WHAT IS NEEDED. Extract, from the records beneath this instruction, each line that contains the word "Включить".

··· DATA TO PROCESS

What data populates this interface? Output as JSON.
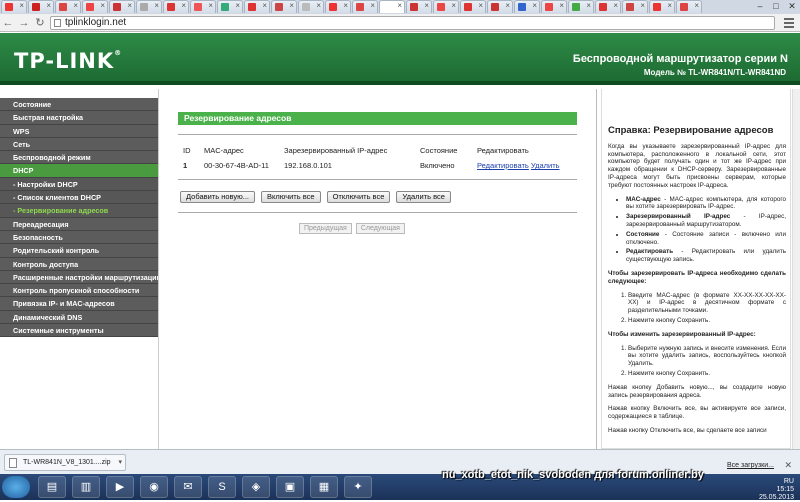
{
  "browser": {
    "url": "tplinklogin.net",
    "tab_count": 26
  },
  "header": {
    "logo": "TP-LINK",
    "title": "Беспроводной маршрутизатор серии N",
    "model": "Модель № TL-WR841N/TL-WR841ND"
  },
  "sidebar": {
    "items": [
      {
        "label": "Состояние"
      },
      {
        "label": "Быстрая настройка"
      },
      {
        "label": "WPS"
      },
      {
        "label": "Сеть"
      },
      {
        "label": "Беспроводной режим"
      },
      {
        "label": "DHCP"
      },
      {
        "label": "- Настройки DHCP"
      },
      {
        "label": "- Список клиентов DHCP"
      },
      {
        "label": "- Резервирование адресов"
      },
      {
        "label": "Переадресация"
      },
      {
        "label": "Безопасность"
      },
      {
        "label": "Родительский контроль"
      },
      {
        "label": "Контроль доступа"
      },
      {
        "label": "Расширенные настройки маршрутизации"
      },
      {
        "label": "Контроль пропускной способности"
      },
      {
        "label": "Привязка IP- и MAC-адресов"
      },
      {
        "label": "Динамический DNS"
      },
      {
        "label": "Системные инструменты"
      }
    ]
  },
  "main": {
    "section_title": "Резервирование адресов",
    "columns": [
      "ID",
      "MAC-адрес",
      "Зарезервированный IP-адрес",
      "Состояние",
      "Редактировать"
    ],
    "rows": [
      {
        "id": "1",
        "mac": "00-30-67-4B-AD-11",
        "ip": "192.168.0.101",
        "state": "Включено",
        "edit": "Редактировать",
        "delete": "Удалить"
      }
    ],
    "buttons": {
      "add": "Добавить новую...",
      "enable_all": "Включить все",
      "disable_all": "Отключить все",
      "delete_all": "Удалить все"
    },
    "pager": {
      "prev": "Предыдущая",
      "next": "Следующая"
    }
  },
  "help": {
    "title": "Справка: Резервирование адресов",
    "intro": "Когда вы указываете зарезервированный IP-адрес для компьютера, расположенного в локальной сети, этот компьютер будет получать один и тот же IP-адрес при каждом обращении к DHCP-серверу. Зарезервированные IP-адреса могут быть присвоены серверам, которые требуют постоянных настроек IP-адреса.",
    "bullets": [
      {
        "term": "MAC-адрес",
        "text": " - MAC-адрес компьютера, для которого вы хотите зарезервировать IP-адрес."
      },
      {
        "term": "Зарезервированный IP-адрес",
        "text": " - IP-адрес, зарезервированный маршрутизатором."
      },
      {
        "term": "Состояние",
        "text": " - Состояние записи - включено или отключено."
      },
      {
        "term": "Редактировать",
        "text": " - Редактировать или удалить существующую запись."
      }
    ],
    "reserve_heading": "Чтобы зарезервировать IP-адреса необходимо сделать следующее:",
    "reserve_steps": [
      "Введите MAC-адрес (в формате XX-XX-XX-XX-XX-XX) и IP-адрес в десятичном формате с разделительными точками.",
      "Нажмите кнопку Сохранить."
    ],
    "edit_heading": "Чтобы изменить зарезервированный IP-адрес:",
    "edit_steps": [
      "Выберите нужную запись и внесите изменения. Если вы хотите удалить запись, воспользуйтесь кнопкой Удалить.",
      "Нажмите кнопку Сохранить."
    ],
    "p_add": "Нажав кнопку Добавить новую..., вы создадите новую запись резервирования адреса.",
    "p_enable": "Нажав кнопку Включить все, вы активируете все записи, содержащиеся в таблице.",
    "p_disable": "Нажав кнопку Отключить все, вы сделаете все записи"
  },
  "downloads": {
    "file": "TL-WR841N_V8_1301....zip",
    "all": "Все загрузки..."
  },
  "watermark": "nu_xotb_etot_nik_svoboden для forum.onliner.by",
  "tray": {
    "lang": "RU",
    "time": "15:15",
    "date": "25.05.2013"
  }
}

······

OUTPUT OF THE TASK.
      "enable_all": "Включить все",
    "p_enable": "Нажав кнопку Включить все, вы активируете все записи, содержащиеся в таблице.",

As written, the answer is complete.